* _Dataset_

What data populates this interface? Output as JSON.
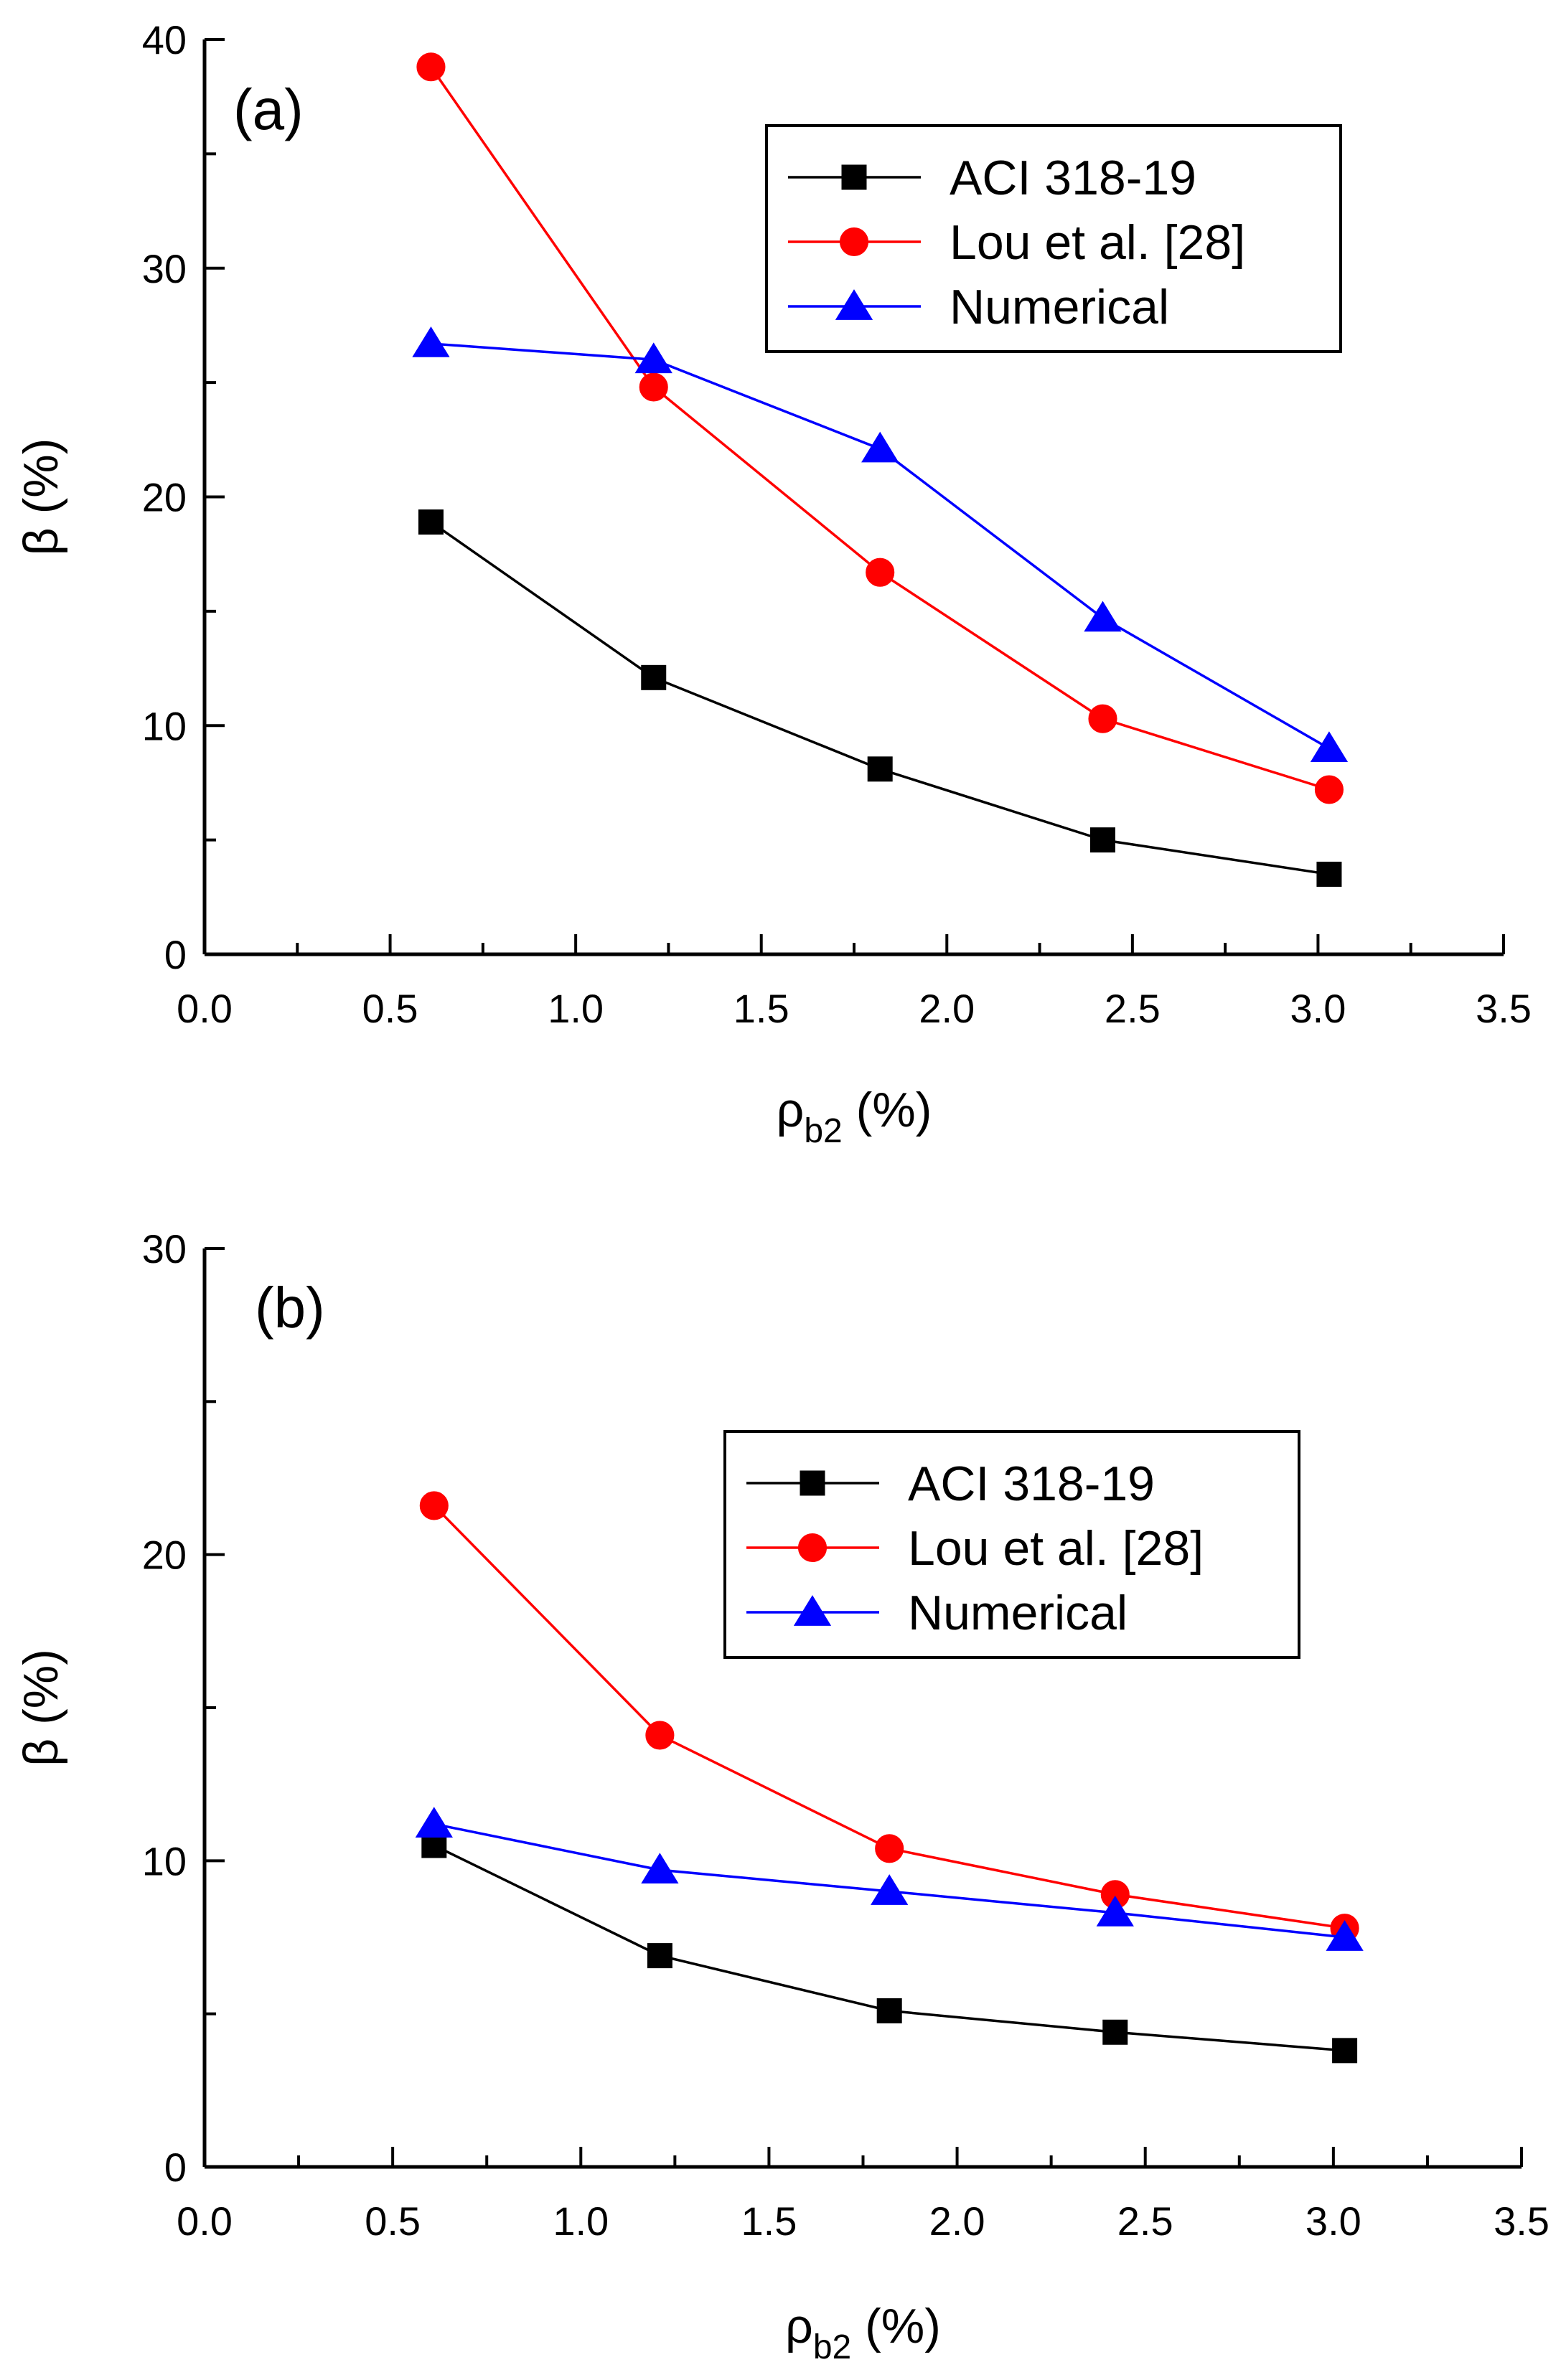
{
  "colors": {
    "ACI 318-19": "#000000",
    "Lou et al. [28]": "#ff0000",
    "Numerical": "#0000ff"
  },
  "chart_data": [
    {
      "type": "line",
      "panel_label": "(a)",
      "xlabel": "ρb2 (%)",
      "xlabel_main": "ρ",
      "xlabel_sub": "b2",
      "xlabel_tail": " (%)",
      "ylabel": "β (%)",
      "xlim": [
        0.0,
        3.5
      ],
      "ylim": [
        0,
        40
      ],
      "xticks": [
        "0.0",
        "0.5",
        "1.0",
        "1.5",
        "2.0",
        "2.5",
        "3.0",
        "3.5"
      ],
      "yticks": [
        "0",
        "10",
        "20",
        "30",
        "40"
      ],
      "x": [
        0.61,
        1.21,
        1.82,
        2.42,
        3.03
      ],
      "legend_position": "top-right",
      "series": [
        {
          "name": "ACI 318-19",
          "marker": "square",
          "values": [
            18.9,
            12.1,
            8.1,
            5.0,
            3.5
          ]
        },
        {
          "name": "Lou et al. [28]",
          "marker": "circle",
          "values": [
            38.8,
            24.8,
            16.7,
            10.3,
            7.2
          ]
        },
        {
          "name": "Numerical",
          "marker": "triangle",
          "values": [
            26.7,
            26.0,
            22.1,
            14.7,
            9.0
          ]
        }
      ]
    },
    {
      "type": "line",
      "panel_label": "(b)",
      "xlabel": "ρb2 (%)",
      "xlabel_main": "ρ",
      "xlabel_sub": "b2",
      "xlabel_tail": " (%)",
      "ylabel": "β (%)",
      "xlim": [
        0.0,
        3.5
      ],
      "ylim": [
        0,
        30
      ],
      "xticks": [
        "0.0",
        "0.5",
        "1.0",
        "1.5",
        "2.0",
        "2.5",
        "3.0",
        "3.5"
      ],
      "yticks": [
        "0",
        "10",
        "20",
        "30"
      ],
      "x": [
        0.61,
        1.21,
        1.82,
        2.42,
        3.03
      ],
      "legend_position": "top-right",
      "series": [
        {
          "name": "ACI 318-19",
          "marker": "square",
          "values": [
            10.5,
            6.9,
            5.1,
            4.4,
            3.8
          ]
        },
        {
          "name": "Lou et al. [28]",
          "marker": "circle",
          "values": [
            21.6,
            14.1,
            10.4,
            8.9,
            7.8
          ]
        },
        {
          "name": "Numerical",
          "marker": "triangle",
          "values": [
            11.2,
            9.7,
            9.0,
            8.3,
            7.5
          ]
        }
      ]
    }
  ]
}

* _Task goal_
Give the data above again in full and unchanged, skipping the pictures.

* _Answer to this task_
What data populates this interface? Output as JSON.
{
  "colors": {
    "ACI 318-19": "#000000",
    "Lou et al. [28]": "#ff0000",
    "Numerical": "#0000ff"
  },
  "chart_data": [
    {
      "type": "line",
      "panel_label": "(a)",
      "xlabel": "ρb2 (%)",
      "xlabel_main": "ρ",
      "xlabel_sub": "b2",
      "xlabel_tail": " (%)",
      "ylabel": "β (%)",
      "xlim": [
        0.0,
        3.5
      ],
      "ylim": [
        0,
        40
      ],
      "xticks": [
        "0.0",
        "0.5",
        "1.0",
        "1.5",
        "2.0",
        "2.5",
        "3.0",
        "3.5"
      ],
      "yticks": [
        "0",
        "10",
        "20",
        "30",
        "40"
      ],
      "x": [
        0.61,
        1.21,
        1.82,
        2.42,
        3.03
      ],
      "legend_position": "top-right",
      "series": [
        {
          "name": "ACI 318-19",
          "marker": "square",
          "values": [
            18.9,
            12.1,
            8.1,
            5.0,
            3.5
          ]
        },
        {
          "name": "Lou et al. [28]",
          "marker": "circle",
          "values": [
            38.8,
            24.8,
            16.7,
            10.3,
            7.2
          ]
        },
        {
          "name": "Numerical",
          "marker": "triangle",
          "values": [
            26.7,
            26.0,
            22.1,
            14.7,
            9.0
          ]
        }
      ]
    },
    {
      "type": "line",
      "panel_label": "(b)",
      "xlabel": "ρb2 (%)",
      "xlabel_main": "ρ",
      "xlabel_sub": "b2",
      "xlabel_tail": " (%)",
      "ylabel": "β (%)",
      "xlim": [
        0.0,
        3.5
      ],
      "ylim": [
        0,
        30
      ],
      "xticks": [
        "0.0",
        "0.5",
        "1.0",
        "1.5",
        "2.0",
        "2.5",
        "3.0",
        "3.5"
      ],
      "yticks": [
        "0",
        "10",
        "20",
        "30"
      ],
      "x": [
        0.61,
        1.21,
        1.82,
        2.42,
        3.03
      ],
      "legend_position": "top-right",
      "series": [
        {
          "name": "ACI 318-19",
          "marker": "square",
          "values": [
            10.5,
            6.9,
            5.1,
            4.4,
            3.8
          ]
        },
        {
          "name": "Lou et al. [28]",
          "marker": "circle",
          "values": [
            21.6,
            14.1,
            10.4,
            8.9,
            7.8
          ]
        },
        {
          "name": "Numerical",
          "marker": "triangle",
          "values": [
            11.2,
            9.7,
            9.0,
            8.3,
            7.5
          ]
        }
      ]
    }
  ]
}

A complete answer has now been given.